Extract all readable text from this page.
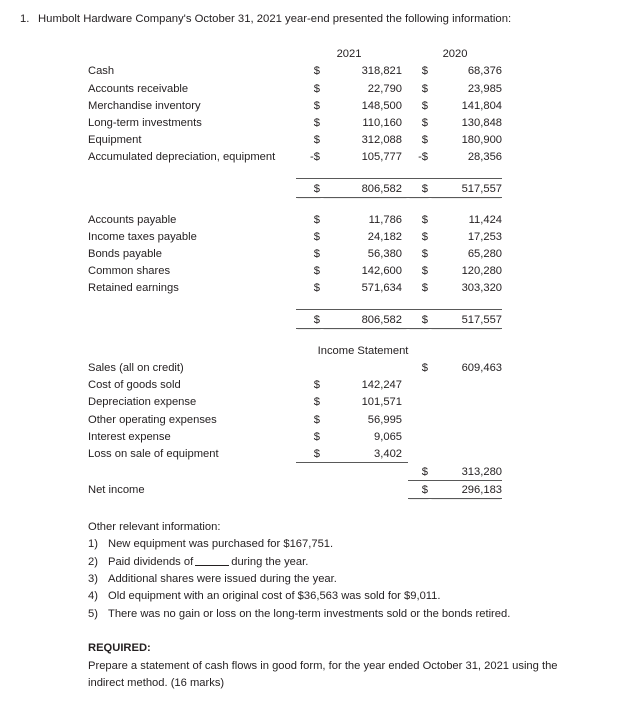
1. Humbolt Hardware Company's October 31, 2021 year-end presented the following information:
		2021		2020		
	Cash	$	318,821	$	68,376	
	Accounts receivable	$	22,790	$	23,985	
	Merchandise inventory	$	148,500	$	141,804	
	Long-term investments	$	110,160	$	130,848	
	Equipment	$	312,088	$	180,900	
	Accumulated depreciation, equipment	-$	105,777	-$	28,356	

		$	806,582	$	517,557	

	Accounts payable	$	11,786	$	11,424	
	Income taxes payable	$	24,182	$	17,253	
	Bonds payable	$	56,380	$	65,280	
	Common shares	$	142,600	$	120,280	
	Retained earnings	$	571,634	$	303,320	

		$	806,582	$	517,557	

		Income Statement				
	Sales (all on credit)			$	609,463	
	Cost of goods sold	$	142,247			
	Depreciation expense	$	101,571			
	Other operating expenses	$	56,995			
	Interest expense	$	9,065			
	Loss on sale of equipment	$	3,402			
				$	313,280	
	Net income			$	296,183	
Other relevant information:
1) New equipment was purchased for $167,751.
2) Paid dividends of	during the year.
3) Additional shares were issued during the year.
4) Old equipment with an original cost of $36,563 was sold for $9,011.
5) There was no gain or loss on the long-term investments sold or the bonds retired.
REQUIRED:
Prepare a statement of cash flows in good form, for the year ended October 31, 2021 using the indirect method. (16 marks)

######

Give every line of the material that includes the string "Other".

	Other operating expenses	$	56,995			
Other relevant information:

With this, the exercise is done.